Aufgabenliste:
#1 Welche Personen werden im Konzertbericht mit Namen genannt?
#2 Schreibe aus dem Konzertbericht wortgetreu den Abschnitt ab, dessen Anfang die Worte „Mitreißend Wunderbar kantabel“ enthält und der mit „Bad im Applaus.“ schließt.

Textauszug:
◆ ◆ ◆ ◆ ◆

Auf einer Wellenlänge mit Bach

 

Brackenheim - "Zu einer Orgelabnahme in Arnstadt bestellt, erhielt J. S. Bach ohne weiteres Probespiel 1703 seine Bestallung an der Neuen Kirche", berichtet der Hausener Organist Michael Seibel. Das dritte Hausener Triduum, eine dreiteilige Konzertreihe in der Georgskirche, widmet sich dem frühen Orgelwerk von Bach.

 

"Der 19-jährige Bach marschiert zu Studienzwecken nach Lübeck, 400 Kilometer zu Fuß. Er wollte zum einen sein musikalisches Vorbild Dietrich Buxtehude kennenlernen, zum anderen erhoffte er, sich als Nachfolger des knapp 70-Jährigen bewerben zu können", so Seibel, der mit wenigen Sätzen den Eindruck vermittelt, ein guter Freund des Musikgenies zu sein.

 

Nicht des berühmten Thomaskantors und Barockmeisters, sondern des Jungspunds, der sich über allerlei Regeln hinwegsetzt: Den für vier Wochen genehmigten Bildungsurlaub, währenddessen ihn in Arnstadt sein Vetter Johann Ernst vertritt, verlängert er eigenmächtig auf drei Monate.

 

Verwirrt war man seinerzeit auch über eine fremde Jungfer, die er ins Chorgestühl mitgenommen habe und dass er während der Predigt die Kirche verlassen und sich in den Weinkeller begeben habe, so die Protokolle, aus denen Seibel zitiert.

 

Auf einer Wellenlänge mit dem Wanderburschen Bach leben die ersten Takte des Praeludium und Fuge c-Moll ausschließlich von Beinarbeit. Irritationen von damals sind heute ein Ohrenschmaus. Die Choralbearbeitung "Nun freut euch, liebe Christen g"mein", registriert mit der Vierfuß-Flöte aus dem Rückpositiv, beflügelt durch geschwind hingehauchte Melodieführung. Aufbruch zu neuen Ufern signalisieren "Toccata und Fuge d-Moll", das bekannteste unter Bachs Orgelwerken, dessen Autorenschaft umstritten, von Seibel aber mit gutem Grund nicht in Frage gestellt wird.

 

Mitreißend Wunderbar kantabel ist die "Partita diverse sopra Choral: O Gott, du frommer Gott", mit ihr mündet das Konzert in eine mitreißende "Passacaglia et Fuga cum subjectis c-Moll". Grandios interpretiert Seibel die emotionalen Steigerungen in 20 Variationen, in denen, wie durch Stromschnellen beschleunigt, norddeutsche und französische Traditionen verstrudeln. Aufwühlend und zugleich erfrischend kommen Bachsche Fugen einer Wildwasser-Tour gleich. "Das nächste Mal geht es weiter mit Weimar und Köthen", verabschiedet sich Seibel nach einem Bad im Applaus.

◆ ◆ ◆ ◆ ◆

Erfasste Angaben:

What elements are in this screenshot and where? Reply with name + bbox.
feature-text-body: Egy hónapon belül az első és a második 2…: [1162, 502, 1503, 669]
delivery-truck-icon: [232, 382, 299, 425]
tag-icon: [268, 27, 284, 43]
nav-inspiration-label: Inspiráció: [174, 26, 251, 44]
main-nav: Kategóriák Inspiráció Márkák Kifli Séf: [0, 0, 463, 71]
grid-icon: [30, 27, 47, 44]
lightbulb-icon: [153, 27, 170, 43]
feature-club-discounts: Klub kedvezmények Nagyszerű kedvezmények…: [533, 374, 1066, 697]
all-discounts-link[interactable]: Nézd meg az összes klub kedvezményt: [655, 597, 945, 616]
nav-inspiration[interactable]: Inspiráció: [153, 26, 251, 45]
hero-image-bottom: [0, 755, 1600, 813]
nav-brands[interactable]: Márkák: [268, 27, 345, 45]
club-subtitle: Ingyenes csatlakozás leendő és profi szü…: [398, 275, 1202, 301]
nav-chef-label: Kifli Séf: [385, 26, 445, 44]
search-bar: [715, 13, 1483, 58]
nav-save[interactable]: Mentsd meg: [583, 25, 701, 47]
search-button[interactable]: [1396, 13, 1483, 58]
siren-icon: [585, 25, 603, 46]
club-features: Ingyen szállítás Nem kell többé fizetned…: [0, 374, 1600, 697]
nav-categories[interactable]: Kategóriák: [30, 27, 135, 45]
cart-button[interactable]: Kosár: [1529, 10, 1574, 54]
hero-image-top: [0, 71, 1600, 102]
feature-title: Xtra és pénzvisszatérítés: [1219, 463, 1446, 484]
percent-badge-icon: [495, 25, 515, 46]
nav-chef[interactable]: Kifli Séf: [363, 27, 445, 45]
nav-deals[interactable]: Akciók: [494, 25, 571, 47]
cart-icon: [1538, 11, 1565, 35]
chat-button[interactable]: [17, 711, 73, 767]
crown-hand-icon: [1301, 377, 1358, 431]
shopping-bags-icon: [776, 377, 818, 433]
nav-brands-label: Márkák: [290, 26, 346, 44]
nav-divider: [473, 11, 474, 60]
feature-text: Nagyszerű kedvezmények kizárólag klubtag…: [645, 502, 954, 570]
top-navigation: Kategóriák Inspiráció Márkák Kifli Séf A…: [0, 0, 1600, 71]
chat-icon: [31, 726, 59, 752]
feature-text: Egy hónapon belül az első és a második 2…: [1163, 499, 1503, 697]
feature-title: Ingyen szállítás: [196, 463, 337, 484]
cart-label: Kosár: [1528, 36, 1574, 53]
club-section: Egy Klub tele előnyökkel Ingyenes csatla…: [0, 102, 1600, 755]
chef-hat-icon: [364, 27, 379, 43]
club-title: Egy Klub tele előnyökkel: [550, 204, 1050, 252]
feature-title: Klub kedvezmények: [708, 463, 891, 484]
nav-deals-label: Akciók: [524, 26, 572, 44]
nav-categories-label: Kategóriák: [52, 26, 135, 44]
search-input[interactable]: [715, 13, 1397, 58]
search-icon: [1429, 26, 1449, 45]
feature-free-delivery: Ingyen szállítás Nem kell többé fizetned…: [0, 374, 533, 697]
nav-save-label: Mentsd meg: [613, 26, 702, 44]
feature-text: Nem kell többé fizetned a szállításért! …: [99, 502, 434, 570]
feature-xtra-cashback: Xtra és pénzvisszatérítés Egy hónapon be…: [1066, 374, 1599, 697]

◆ ◆ ◆ ◆ ◆

Ergebnisse je Aufgabe:
#1 J. S. Bach, Michael Seibel, Dietrich Buxtehude, Johann Ernst

#2
Mitreißend Wunderbar kantabel ist die "Partita diverse sopra Choral: O Gott, du frommer Gott", mit ihr mündet das Konzert in eine mitreißende "Passacaglia et Fuga cum subjectis c-Moll". Grandios interpretiert Seibel die emotionalen Steigerungen in 20 Variationen, in denen, wie durch Stromschnellen beschleunigt, norddeutsche und französische Traditionen verstrudeln. Aufwühlend und zugleich erfrischend kommen Bachsche Fugen einer Wildwasser-Tour gleich. "Das nächste Mal geht es weiter mit Weimar und Köthen", verabschiedet sich Seibel nach einem Bad im Applaus.